▶ [EXERCISE INSTRUCTIONS] Reproduce the entries below line for line, keeping every character unchanged.

Listings of boxed layout items:
** start **
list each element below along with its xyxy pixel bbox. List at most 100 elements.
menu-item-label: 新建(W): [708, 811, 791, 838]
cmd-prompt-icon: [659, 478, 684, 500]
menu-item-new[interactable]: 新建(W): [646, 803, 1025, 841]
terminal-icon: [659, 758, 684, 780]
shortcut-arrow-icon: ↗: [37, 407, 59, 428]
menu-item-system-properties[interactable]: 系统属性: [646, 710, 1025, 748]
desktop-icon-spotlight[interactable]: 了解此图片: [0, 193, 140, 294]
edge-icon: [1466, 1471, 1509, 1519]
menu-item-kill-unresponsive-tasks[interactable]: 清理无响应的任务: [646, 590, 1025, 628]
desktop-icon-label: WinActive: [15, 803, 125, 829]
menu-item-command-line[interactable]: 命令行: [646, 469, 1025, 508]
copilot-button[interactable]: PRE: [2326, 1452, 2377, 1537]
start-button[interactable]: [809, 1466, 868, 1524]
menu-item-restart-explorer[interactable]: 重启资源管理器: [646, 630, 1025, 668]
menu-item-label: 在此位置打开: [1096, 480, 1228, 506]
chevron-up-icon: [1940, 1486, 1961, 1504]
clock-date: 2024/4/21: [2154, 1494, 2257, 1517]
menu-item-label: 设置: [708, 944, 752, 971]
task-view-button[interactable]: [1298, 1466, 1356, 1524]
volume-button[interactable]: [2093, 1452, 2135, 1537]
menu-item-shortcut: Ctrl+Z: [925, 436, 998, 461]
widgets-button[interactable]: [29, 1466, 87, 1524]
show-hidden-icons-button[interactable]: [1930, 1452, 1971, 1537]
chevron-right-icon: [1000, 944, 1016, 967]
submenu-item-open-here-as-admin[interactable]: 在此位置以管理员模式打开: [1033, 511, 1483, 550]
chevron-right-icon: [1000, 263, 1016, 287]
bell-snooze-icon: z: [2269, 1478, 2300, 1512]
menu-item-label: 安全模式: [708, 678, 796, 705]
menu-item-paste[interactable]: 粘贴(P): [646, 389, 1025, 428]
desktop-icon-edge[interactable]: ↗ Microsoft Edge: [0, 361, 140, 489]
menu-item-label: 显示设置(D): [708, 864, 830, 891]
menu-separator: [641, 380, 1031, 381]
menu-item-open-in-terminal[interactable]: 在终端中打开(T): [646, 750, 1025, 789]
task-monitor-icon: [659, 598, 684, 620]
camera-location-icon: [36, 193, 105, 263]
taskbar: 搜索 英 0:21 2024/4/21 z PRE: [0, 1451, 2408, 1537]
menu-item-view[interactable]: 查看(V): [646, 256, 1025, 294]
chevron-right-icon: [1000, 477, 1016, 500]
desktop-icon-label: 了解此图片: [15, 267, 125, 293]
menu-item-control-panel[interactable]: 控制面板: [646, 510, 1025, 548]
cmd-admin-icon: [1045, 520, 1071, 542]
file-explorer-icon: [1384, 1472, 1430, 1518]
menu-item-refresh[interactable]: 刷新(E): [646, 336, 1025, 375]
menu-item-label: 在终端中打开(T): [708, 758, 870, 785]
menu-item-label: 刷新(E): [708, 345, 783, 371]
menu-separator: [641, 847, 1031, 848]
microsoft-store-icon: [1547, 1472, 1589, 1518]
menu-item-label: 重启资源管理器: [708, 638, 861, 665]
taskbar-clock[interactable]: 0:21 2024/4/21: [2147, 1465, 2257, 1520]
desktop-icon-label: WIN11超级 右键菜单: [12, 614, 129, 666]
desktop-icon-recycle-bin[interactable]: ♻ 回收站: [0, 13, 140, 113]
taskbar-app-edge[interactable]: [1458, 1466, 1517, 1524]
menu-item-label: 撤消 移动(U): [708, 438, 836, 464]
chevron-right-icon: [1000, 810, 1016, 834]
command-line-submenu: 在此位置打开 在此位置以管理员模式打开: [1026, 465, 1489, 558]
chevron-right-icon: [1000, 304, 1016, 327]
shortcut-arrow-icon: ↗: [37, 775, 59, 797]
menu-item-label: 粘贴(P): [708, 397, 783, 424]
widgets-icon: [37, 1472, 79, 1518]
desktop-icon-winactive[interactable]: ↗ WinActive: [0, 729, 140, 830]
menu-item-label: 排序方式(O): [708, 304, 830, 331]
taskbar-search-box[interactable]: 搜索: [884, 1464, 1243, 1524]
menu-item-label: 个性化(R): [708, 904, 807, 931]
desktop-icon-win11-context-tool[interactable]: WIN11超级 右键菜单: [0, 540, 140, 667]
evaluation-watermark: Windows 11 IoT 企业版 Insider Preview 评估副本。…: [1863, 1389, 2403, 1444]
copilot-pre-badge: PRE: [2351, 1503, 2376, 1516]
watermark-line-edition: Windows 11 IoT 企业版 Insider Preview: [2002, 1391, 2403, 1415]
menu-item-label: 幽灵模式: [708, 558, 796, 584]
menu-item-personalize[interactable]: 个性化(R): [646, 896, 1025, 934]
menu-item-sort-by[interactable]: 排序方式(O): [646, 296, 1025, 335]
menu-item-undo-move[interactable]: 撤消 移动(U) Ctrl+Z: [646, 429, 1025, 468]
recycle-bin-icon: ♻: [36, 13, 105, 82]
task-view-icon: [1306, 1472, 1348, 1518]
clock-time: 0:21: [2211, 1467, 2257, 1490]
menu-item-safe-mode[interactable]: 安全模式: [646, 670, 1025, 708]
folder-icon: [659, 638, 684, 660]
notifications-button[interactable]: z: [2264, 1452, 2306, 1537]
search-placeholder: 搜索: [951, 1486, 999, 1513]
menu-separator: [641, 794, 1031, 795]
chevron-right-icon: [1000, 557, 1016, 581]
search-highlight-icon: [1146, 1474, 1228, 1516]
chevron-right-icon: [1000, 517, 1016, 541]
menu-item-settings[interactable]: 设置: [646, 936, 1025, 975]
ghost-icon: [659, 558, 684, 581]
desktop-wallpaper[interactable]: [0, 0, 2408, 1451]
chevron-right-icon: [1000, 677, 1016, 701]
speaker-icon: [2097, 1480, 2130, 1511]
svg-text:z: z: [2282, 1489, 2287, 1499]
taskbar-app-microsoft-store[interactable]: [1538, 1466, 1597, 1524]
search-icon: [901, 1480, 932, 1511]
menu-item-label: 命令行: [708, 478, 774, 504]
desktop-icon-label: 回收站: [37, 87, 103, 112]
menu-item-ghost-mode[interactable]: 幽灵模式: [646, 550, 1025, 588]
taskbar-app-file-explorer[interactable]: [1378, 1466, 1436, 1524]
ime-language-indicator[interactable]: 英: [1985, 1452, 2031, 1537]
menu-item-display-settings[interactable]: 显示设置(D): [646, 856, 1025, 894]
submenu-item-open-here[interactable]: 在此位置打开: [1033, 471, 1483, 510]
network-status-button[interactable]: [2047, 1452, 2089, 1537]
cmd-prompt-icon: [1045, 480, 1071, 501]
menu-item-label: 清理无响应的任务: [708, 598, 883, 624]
** end **
▶ [EXERCISE SOLUTION]
list each element below along with its xyxy pixel bbox. List at most 100 elements.
menu-item-label: 新建(W): [708, 811, 791, 838]
cmd-prompt-icon: [659, 478, 684, 500]
menu-item-new[interactable]: 新建(W): [646, 803, 1025, 841]
terminal-icon: [659, 758, 684, 780]
shortcut-arrow-icon: ↗: [37, 407, 59, 428]
menu-item-system-properties[interactable]: 系统属性: [646, 710, 1025, 748]
desktop-icon-spotlight[interactable]: 了解此图片: [0, 193, 140, 294]
edge-icon: [1466, 1471, 1509, 1519]
menu-item-kill-unresponsive-tasks[interactable]: 清理无响应的任务: [646, 590, 1025, 628]
desktop-icon-label: WinActive: [15, 803, 125, 829]
menu-item-command-line[interactable]: 命令行: [646, 469, 1025, 508]
copilot-button[interactable]: PRE: [2326, 1452, 2377, 1537]
start-button[interactable]: [809, 1466, 868, 1524]
menu-item-restart-explorer[interactable]: 重启资源管理器: [646, 630, 1025, 668]
menu-item-label: 在此位置打开: [1096, 480, 1228, 506]
chevron-up-icon: [1940, 1486, 1961, 1504]
clock-date: 2024/4/21: [2154, 1494, 2257, 1517]
menu-item-label: 设置: [708, 944, 752, 971]
task-view-button[interactable]: [1298, 1466, 1356, 1524]
volume-button[interactable]: [2093, 1452, 2135, 1537]
menu-item-shortcut: Ctrl+Z: [925, 436, 998, 461]
widgets-button[interactable]: [29, 1466, 87, 1524]
show-hidden-icons-button[interactable]: [1930, 1452, 1971, 1537]
chevron-right-icon: [1000, 944, 1016, 967]
submenu-item-open-here-as-admin[interactable]: 在此位置以管理员模式打开: [1033, 511, 1483, 550]
chevron-right-icon: [1000, 263, 1016, 287]
bell-snooze-icon: z: [2269, 1478, 2300, 1512]
menu-item-label: 安全模式: [708, 678, 796, 705]
menu-item-paste[interactable]: 粘贴(P): [646, 389, 1025, 428]
desktop-icon-edge[interactable]: ↗ Microsoft Edge: [0, 361, 140, 489]
menu-item-label: 显示设置(D): [708, 864, 830, 891]
menu-separator: [641, 380, 1031, 381]
menu-item-open-in-terminal[interactable]: 在终端中打开(T): [646, 750, 1025, 789]
task-monitor-icon: [659, 598, 684, 620]
camera-location-icon: [36, 193, 105, 263]
taskbar: 搜索 英 0:21 2024/4/21 z PRE: [0, 1451, 2408, 1537]
menu-item-view[interactable]: 查看(V): [646, 256, 1025, 294]
chevron-right-icon: [1000, 477, 1016, 500]
desktop-icon-label: 了解此图片: [15, 267, 125, 293]
menu-item-control-panel[interactable]: 控制面板: [646, 510, 1025, 548]
cmd-admin-icon: [1045, 520, 1071, 542]
file-explorer-icon: [1384, 1472, 1430, 1518]
menu-item-refresh[interactable]: 刷新(E): [646, 336, 1025, 375]
menu-item-label: 在终端中打开(T): [708, 758, 870, 785]
menu-item-label: 刷新(E): [708, 345, 783, 371]
menu-separator: [641, 847, 1031, 848]
microsoft-store-icon: [1547, 1472, 1589, 1518]
menu-item-label: 重启资源管理器: [708, 638, 861, 665]
taskbar-clock[interactable]: 0:21 2024/4/21: [2147, 1465, 2257, 1520]
desktop-icon-label: WIN11超级 右键菜单: [12, 614, 129, 666]
desktop-icon-recycle-bin[interactable]: ♻ 回收站: [0, 13, 140, 113]
taskbar-app-edge[interactable]: [1458, 1466, 1517, 1524]
menu-item-label: 撤消 移动(U): [708, 438, 836, 464]
chevron-right-icon: [1000, 810, 1016, 834]
command-line-submenu: 在此位置打开 在此位置以管理员模式打开: [1026, 465, 1489, 558]
chevron-right-icon: [1000, 304, 1016, 327]
shortcut-arrow-icon: ↗: [37, 775, 59, 797]
menu-item-label: 粘贴(P): [708, 397, 783, 424]
widgets-icon: [37, 1472, 79, 1518]
desktop-icon-winactive[interactable]: ↗ WinActive: [0, 729, 140, 830]
menu-item-label: 排序方式(O): [708, 304, 830, 331]
taskbar-search-box[interactable]: 搜索: [884, 1464, 1243, 1524]
menu-item-label: 个性化(R): [708, 904, 807, 931]
desktop-icon-win11-context-tool[interactable]: WIN11超级 右键菜单: [0, 540, 140, 667]
evaluation-watermark: Windows 11 IoT 企业版 Insider Preview 评估副本。…: [1863, 1389, 2403, 1444]
copilot-pre-badge: PRE: [2351, 1503, 2376, 1516]
watermark-line-edition: Windows 11 IoT 企业版 Insider Preview: [2002, 1391, 2403, 1415]
menu-item-label: 幽灵模式: [708, 558, 796, 584]
menu-item-personalize[interactable]: 个性化(R): [646, 896, 1025, 934]
menu-item-sort-by[interactable]: 排序方式(O): [646, 296, 1025, 335]
menu-item-undo-move[interactable]: 撤消 移动(U) Ctrl+Z: [646, 429, 1025, 468]
recycle-bin-icon: ♻: [36, 13, 105, 82]
task-view-icon: [1306, 1472, 1348, 1518]
clock-time: 0:21: [2211, 1467, 2257, 1490]
menu-item-safe-mode[interactable]: 安全模式: [646, 670, 1025, 708]
folder-icon: [659, 638, 684, 660]
notifications-button[interactable]: z: [2264, 1452, 2306, 1537]
search-placeholder: 搜索: [951, 1486, 999, 1513]
menu-separator: [641, 794, 1031, 795]
chevron-right-icon: [1000, 557, 1016, 581]
search-highlight-icon: [1146, 1474, 1228, 1516]
chevron-right-icon: [1000, 517, 1016, 541]
menu-item-settings[interactable]: 设置: [646, 936, 1025, 975]
ghost-icon: [659, 558, 684, 581]
desktop-wallpaper[interactable]: [0, 0, 2408, 1451]
chevron-right-icon: [1000, 677, 1016, 701]
speaker-icon: [2097, 1480, 2130, 1511]
svg-text:z: z: [2282, 1489, 2287, 1499]
taskbar-app-microsoft-store[interactable]: [1538, 1466, 1597, 1524]
search-icon: [901, 1480, 932, 1511]
menu-item-label: 命令行: [708, 478, 774, 504]
desktop-icon-label: 回收站: [37, 87, 103, 112]
menu-item-ghost-mode[interactable]: 幽灵模式: [646, 550, 1025, 588]
taskbar-app-file-explorer[interactable]: [1378, 1466, 1436, 1524]
ime-language-indicator[interactable]: 英: [1985, 1452, 2031, 1537]
menu-item-display-settings[interactable]: 显示设置(D): [646, 856, 1025, 894]
submenu-item-open-here[interactable]: 在此位置打开: [1033, 471, 1483, 510]
network-status-button[interactable]: [2047, 1452, 2089, 1537]
cmd-prompt-icon: [1045, 480, 1071, 501]
menu-item-label: 清理无响应的任务: [708, 598, 883, 624]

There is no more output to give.